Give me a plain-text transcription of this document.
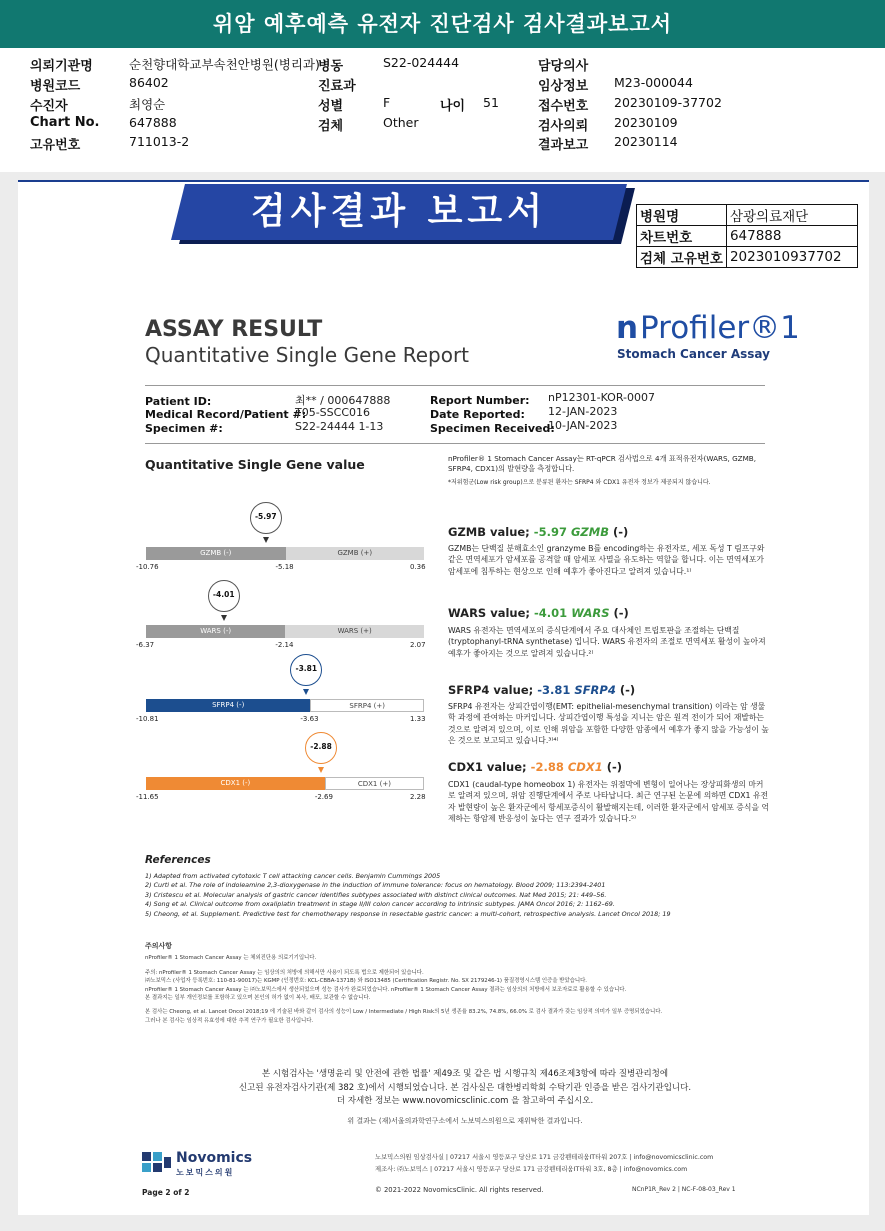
위암 예후예측 유전자 진단검사 검사결과보고서
의뢰기관명	순천향대학교부속천안병원(병리과)
병동	S22-024444	담당의사
병원코드	86402	진료과	임상정보 M23-000044
수진자	최영순	성별	F	나이 51	접수번호 20230109-37702
Chart No. 647888	검체	Other	검사의뢰 20230109
고유번호	711013-2	결과보고 20230114
검사결과 보고서	병원명	삼광의료재단
차트번호	647888
검체 고유번호	2023010937702
ASSAY RESULT
Quantitative Single Gene Report
n Profiler®1
Stomach Cancer Assay
Patient ID:	최** / 000647888
Medical Record/Patient #:
T05-SSCC016
Specimen #:	S22-24444 1-13
Report Number: nP12301-KOR-0007
Date Reported: 12-JAN-2023
Specimen Received:
10-JAN-2023
Quantitative Single Gene value	nProfiler® 1 Stomach Cancer Assay는 RT-qPCR 검사법으로 4개 표적유전자(WARS, GZMB, SFRP4, CDX1)의 발현량을 측정합니다.
*저위험군(Low risk group)으로 분류된 환자는 SFRP4 와 CDX1 유전자 정보가 제공되지 않습니다.
GZMB (-)	GZMB (+)
-10.76	-5.18	0.36
-5.97
WARS (-)	WARS (+)
-6.37	-2.14	2.07
-4.01
SFRP4 (-)	SFRP4 (+)
-10.81	-3.63	1.33
-3.81
CDX1 (-)	CDX1 (+)
-11.65	-2.69	2.28
-2.88
GZMB value; -5.97 GZMB (-)
GZMB는 단백질 분해효소인 granzyme B를 encoding하는 유전자로, 세포 독성 T 림프구와 같은 면역세포가 암세포를 공격할 때 암세포 사멸을 유도하는 역할을 합니다. 이는 면역세포가 암세포에 침투하는 현상으로 인해 예후가 좋아진다고 알려져 있습니다.¹⁾
WARS value; -4.01 WARS (-)
WARS 유전자는 면역세포의 증식단계에서 주요 대사체인 트립토판을 조절하는 단백질(tryptophanyl-tRNA synthetase) 입니다. WARS 유전자의 조절로 면역세포 활성이 높아져 예후가 좋아지는 것으로 알려져 있습니다.²⁾
SFRP4 value; -3.81 SFRP4 (-)
SFRP4 유전자는 상피간엽이행(EMT: epithelial-mesenchymal transition) 이라는 암 생물학 과정에 관여하는 마커입니다. 상피간엽이행 특성을 지니는 암은 원격 전이가 되어 재발하는 것으로 알려져 있으며, 이로 인해 위암을 포함한 다양한 암종에서 예후가 좋지 않을 가능성이 높은 것으로 보고되고 있습니다.³⁾⁴⁾
CDX1 value; -2.88 CDX1 (-)
CDX1 (caudal-type homeobox 1) 유전자는 위점막에 변형이 일어나는 장상피화생의 마커로 알려져 있으며, 위암 진행단계에서 주로 나타납니다. 최근 연구된 논문에 의하면 CDX1 유전자 발현량이 높은 환자군에서 항세포증식이 활발해지는데, 이러한 환자군에서 암세포 증식을 억제하는 항암제 반응성이 높다는 연구 결과가 있습니다.⁵⁾
References
1) Adapted from activated cytotoxic T cell attacking cancer cells. Benjamin Cummings 2005
2) Curti et al. The role of indoleamine 2,3-dioxygenase in the induction of immune tolerance: focus on hematology. Blood 2009; 113:2394-2401
3) Cristescu et al. Molecular analysis of gastric cancer identifies subtypes associated with distinct clinical outcomes. Nat Med 2015; 21: 449–56.
4) Song et al. Clinical outcome from oxaliplatin treatment in stage II/III colon cancer according to intrinsic subtypes. JAMA Oncol 2016; 2: 1162–69.
5) Cheong, et al. Supplement. Predictive test for chemotherapy response in resectable gastric cancer: a multi-cohort, retrospective analysis. Lancet Oncol 2018; 19
주의사항
nProfiler® 1 Stomach Cancer Assay 는 체외진단용 의료기기입니다.
주의: nProfiler® 1 Stomach Cancer Assay 는 임상의의 처방에 의해서만 사용이 되도록 법으로 제한되어 있습니다.
㈜노보믹스 (사업자 등록번호: 110-81-90017)는 KGMP (인정번호: KCL-CBBA-1371B) 와 ISO13485 (Certification Registr. No. SX 2179246-1) 품질경영시스템 인증을 받았습니다.
nProfiler® 1 Stomach Cancer Assay 는 ㈜노보믹스에서 생산되었으며 성능 검사가 완료되었습니다. nProfiler® 1 Stomach Cancer Assay 결과는 임상의의 처방에서 보조자료로 활용할 수 있습니다.
본 결과지는 일부 개인정보를 포함하고 있으며 본인의 허가 없이 복사, 배포, 보관할 수 없습니다.
본 검사는 Cheong, et al. Lancet Oncol 2018;19 에 기술된 바와 같이 검사의 성능이 Low / Intermediate / High Risk의 5년 생존율 83.2%, 74.8%, 66.0% 로 검사 결과가 갖는 임상적 의미가 일부 증명되었습니다.
그러나 본 검사는 임상적 유효성에 대한 추적 연구가 필요한 검사입니다.
본 시험검사는 '생명윤리 및 안전에 관한 법률' 제49조 및 같은 법 시행규칙 제46조제3항에 따라 질병관리청에
신고된 유전자검사기관(제 382 호)에서 시행되었습니다. 본 검사실은 대한병리학회 수탁기관 인증을 받은 검사기관입니다.
더 자세한 정보는 www.novomicsclinic.com 을 참고하여 주십시오.
위 결과는 (재)서울의과학연구소에서 노보믹스의원으로 재위탁한 결과입니다.
Novomics
노보믹스의원
노보믹스의원 임상검사실 | 07217 서울시 영등포구 당산로 171 금강펜테리움IT타워 207호 | info@novomicsclinic.com
제조사: ㈜노보믹스 | 07217 서울시 영등포구 당산로 171 금강펜테리움IT타워 3호, 8층 | info@novomics.com
Page 2 of 2	© 2021-2022 NovomicsClinic. All rights reserved.	NCnP1R_Rev 2 | NC-F-08-03_Rev 1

#####

◆ YOUR INSTRUCTIONS
Would you reproduce the lines above exactly, without carrying over the pictures?

◆ EXERCISE ANSWER
Give me a plain-text transcription of this document.
위암 예후예측 유전자 진단검사 검사결과보고서
의뢰기관명	순천향대학교부속천안병원(병리과)
병동	S22-024444	담당의사
병원코드	86402	진료과	임상정보 M23-000044
수진자	최영순	성별	F	나이 51	접수번호 20230109-37702
Chart No. 647888	검체	Other	검사의뢰 20230109
고유번호	711013-2	결과보고 20230114
검사결과 보고서	병원명	삼광의료재단
차트번호	647888
검체 고유번호	2023010937702
ASSAY RESULT
Quantitative Single Gene Report
n Profiler®1
Stomach Cancer Assay
Patient ID:	최** / 000647888
Medical Record/Patient #:
T05-SSCC016
Specimen #:	S22-24444 1-13
Report Number: nP12301-KOR-0007
Date Reported: 12-JAN-2023
Specimen Received:
10-JAN-2023
Quantitative Single Gene value	nProfiler® 1 Stomach Cancer Assay는 RT-qPCR 검사법으로 4개 표적유전자(WARS, GZMB, SFRP4, CDX1)의 발현량을 측정합니다.
*저위험군(Low risk group)으로 분류된 환자는 SFRP4 와 CDX1 유전자 정보가 제공되지 않습니다.
GZMB (-)	GZMB (+)
-10.76	-5.18	0.36
-5.97
WARS (-)	WARS (+)
-6.37	-2.14	2.07
-4.01
SFRP4 (-)	SFRP4 (+)
-10.81	-3.63	1.33
-3.81
CDX1 (-)	CDX1 (+)
-11.65	-2.69	2.28
-2.88
GZMB value; -5.97 GZMB (-)
GZMB는 단백질 분해효소인 granzyme B를 encoding하는 유전자로, 세포 독성 T 림프구와 같은 면역세포가 암세포를 공격할 때 암세포 사멸을 유도하는 역할을 합니다. 이는 면역세포가 암세포에 침투하는 현상으로 인해 예후가 좋아진다고 알려져 있습니다.¹⁾
WARS value; -4.01 WARS (-)
WARS 유전자는 면역세포의 증식단계에서 주요 대사체인 트립토판을 조절하는 단백질(tryptophanyl-tRNA synthetase) 입니다. WARS 유전자의 조절로 면역세포 활성이 높아져 예후가 좋아지는 것으로 알려져 있습니다.²⁾
SFRP4 value; -3.81 SFRP4 (-)
SFRP4 유전자는 상피간엽이행(EMT: epithelial-mesenchymal transition) 이라는 암 생물학 과정에 관여하는 마커입니다. 상피간엽이행 특성을 지니는 암은 원격 전이가 되어 재발하는 것으로 알려져 있으며, 이로 인해 위암을 포함한 다양한 암종에서 예후가 좋지 않을 가능성이 높은 것으로 보고되고 있습니다.³⁾⁴⁾
CDX1 value; -2.88 CDX1 (-)
CDX1 (caudal-type homeobox 1) 유전자는 위점막에 변형이 일어나는 장상피화생의 마커로 알려져 있으며, 위암 진행단계에서 주로 나타납니다. 최근 연구된 논문에 의하면 CDX1 유전자 발현량이 높은 환자군에서 항세포증식이 활발해지는데, 이러한 환자군에서 암세포 증식을 억제하는 항암제 반응성이 높다는 연구 결과가 있습니다.⁵⁾
References
1) Adapted from activated cytotoxic T cell attacking cancer cells. Benjamin Cummings 2005
2) Curti et al. The role of indoleamine 2,3-dioxygenase in the induction of immune tolerance: focus on hematology. Blood 2009; 113:2394-2401
3) Cristescu et al. Molecular analysis of gastric cancer identifies subtypes associated with distinct clinical outcomes. Nat Med 2015; 21: 449–56.
4) Song et al. Clinical outcome from oxaliplatin treatment in stage II/III colon cancer according to intrinsic subtypes. JAMA Oncol 2016; 2: 1162–69.
5) Cheong, et al. Supplement. Predictive test for chemotherapy response in resectable gastric cancer: a multi-cohort, retrospective analysis. Lancet Oncol 2018; 19
주의사항
nProfiler® 1 Stomach Cancer Assay 는 체외진단용 의료기기입니다.
주의: nProfiler® 1 Stomach Cancer Assay 는 임상의의 처방에 의해서만 사용이 되도록 법으로 제한되어 있습니다.
㈜노보믹스 (사업자 등록번호: 110-81-90017)는 KGMP (인정번호: KCL-CBBA-1371B) 와 ISO13485 (Certification Registr. No. SX 2179246-1) 품질경영시스템 인증을 받았습니다.
nProfiler® 1 Stomach Cancer Assay 는 ㈜노보믹스에서 생산되었으며 성능 검사가 완료되었습니다. nProfiler® 1 Stomach Cancer Assay 결과는 임상의의 처방에서 보조자료로 활용할 수 있습니다.
본 결과지는 일부 개인정보를 포함하고 있으며 본인의 허가 없이 복사, 배포, 보관할 수 없습니다.
본 검사는 Cheong, et al. Lancet Oncol 2018;19 에 기술된 바와 같이 검사의 성능이 Low / Intermediate / High Risk의 5년 생존율 83.2%, 74.8%, 66.0% 로 검사 결과가 갖는 임상적 의미가 일부 증명되었습니다.
그러나 본 검사는 임상적 유효성에 대한 추적 연구가 필요한 검사입니다.
본 시험검사는 '생명윤리 및 안전에 관한 법률' 제49조 및 같은 법 시행규칙 제46조제3항에 따라 질병관리청에
신고된 유전자검사기관(제 382 호)에서 시행되었습니다. 본 검사실은 대한병리학회 수탁기관 인증을 받은 검사기관입니다.
더 자세한 정보는 www.novomicsclinic.com 을 참고하여 주십시오.
위 결과는 (재)서울의과학연구소에서 노보믹스의원으로 재위탁한 결과입니다.
Novomics
노보믹스의원
노보믹스의원 임상검사실 | 07217 서울시 영등포구 당산로 171 금강펜테리움IT타워 207호 | info@novomicsclinic.com
제조사: ㈜노보믹스 | 07217 서울시 영등포구 당산로 171 금강펜테리움IT타워 3호, 8층 | info@novomics.com
Page 2 of 2	© 2021-2022 NovomicsClinic. All rights reserved.	NCnP1R_Rev 2 | NC-F-08-03_Rev 1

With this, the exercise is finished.